→ AVAILABLE RECORDS
»»
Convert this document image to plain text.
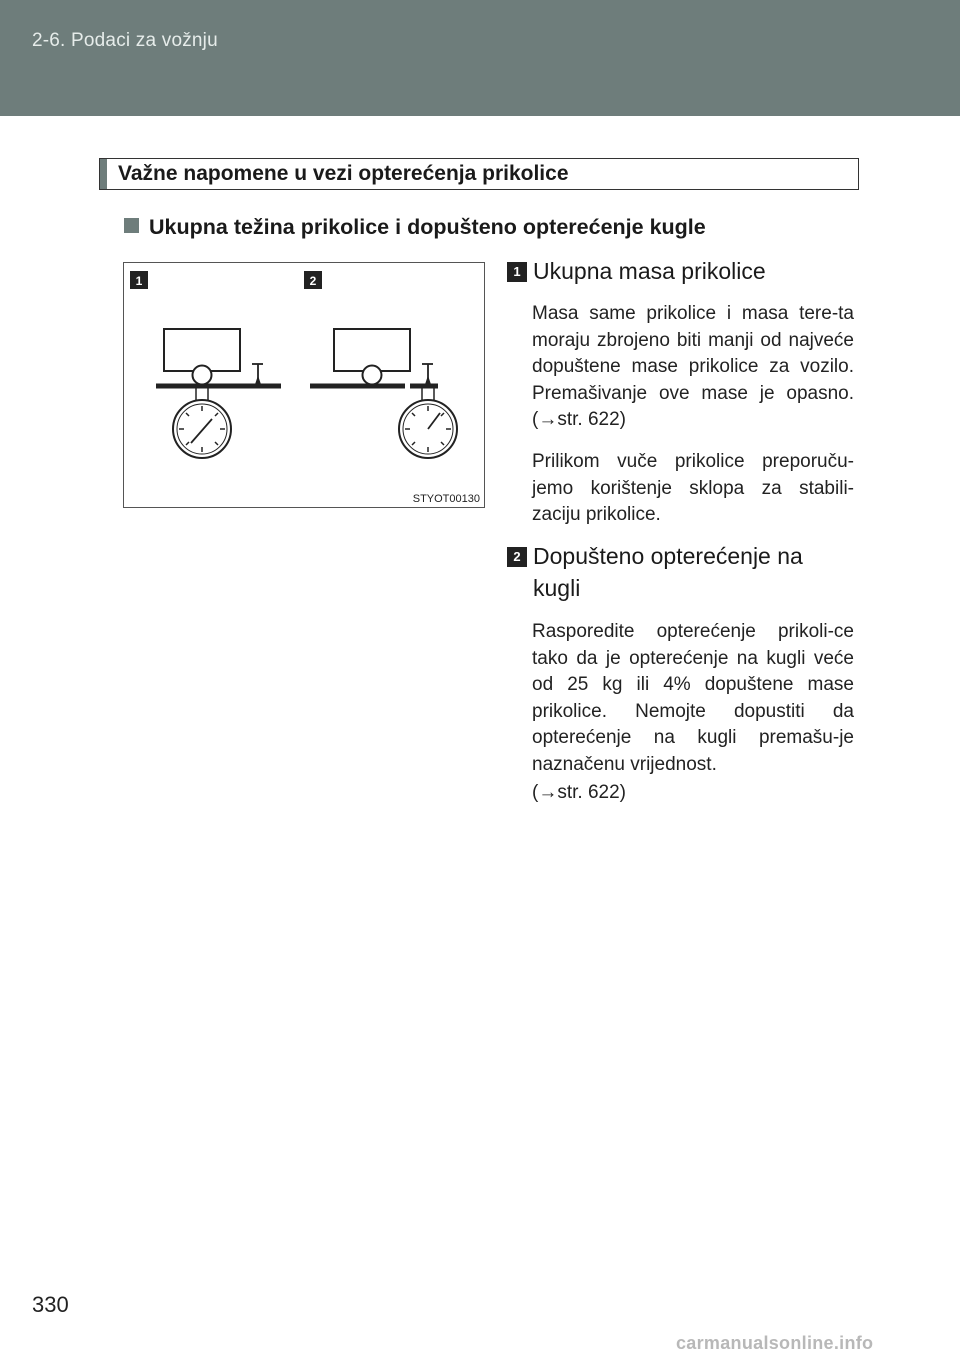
2-6. Podaci za vožnju
Važne napomene u vezi opterećenja prikolice
Ukupna težina prikolice i dopušteno opterećenje kugle
1	2
STYOT00130
1 Ukupna masa prikolice
Masa same prikolice i masa tere-ta moraju zbrojeno biti manji od najveće dopuštene mase prikolice za vozilo. Premašivanje ove mase je opasno. (→str. 622)
Prilikom vuče prikolice preporuču-jemo korištenje sklopa za stabili-zaciju prikolice.
2 Dopušteno opterećenje na
kugli
Rasporedite opterećenje prikoli-ce tako da je opterećenje na kugli veće od 25 kg ili 4% dopuštene mase prikolice. Nemojte dopustiti da opterećenje na kugli premašu-je naznačenu vrijednost.
(→str. 622)
330
carmanualsonline.info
««
→ WHAT IS NEEDED
Every entry must be reproduced exactly, with the images left out.

→ EXPECTED OUTPUT
Convert this document image to plain text.
2-6. Podaci za vožnju
Važne napomene u vezi opterećenja prikolice
Ukupna težina prikolice i dopušteno opterećenje kugle
1	2
STYOT00130
1 Ukupna masa prikolice
Masa same prikolice i masa tere-ta moraju zbrojeno biti manji od najveće dopuštene mase prikolice za vozilo. Premašivanje ove mase je opasno. (→str. 622)
Prilikom vuče prikolice preporuču-jemo korištenje sklopa za stabili-zaciju prikolice.
2 Dopušteno opterećenje na
kugli
Rasporedite opterećenje prikoli-ce tako da je opterećenje na kugli veće od 25 kg ili 4% dopuštene mase prikolice. Nemojte dopustiti da opterećenje na kugli premašu-je naznačenu vrijednost.
(→str. 622)
330
carmanualsonline.info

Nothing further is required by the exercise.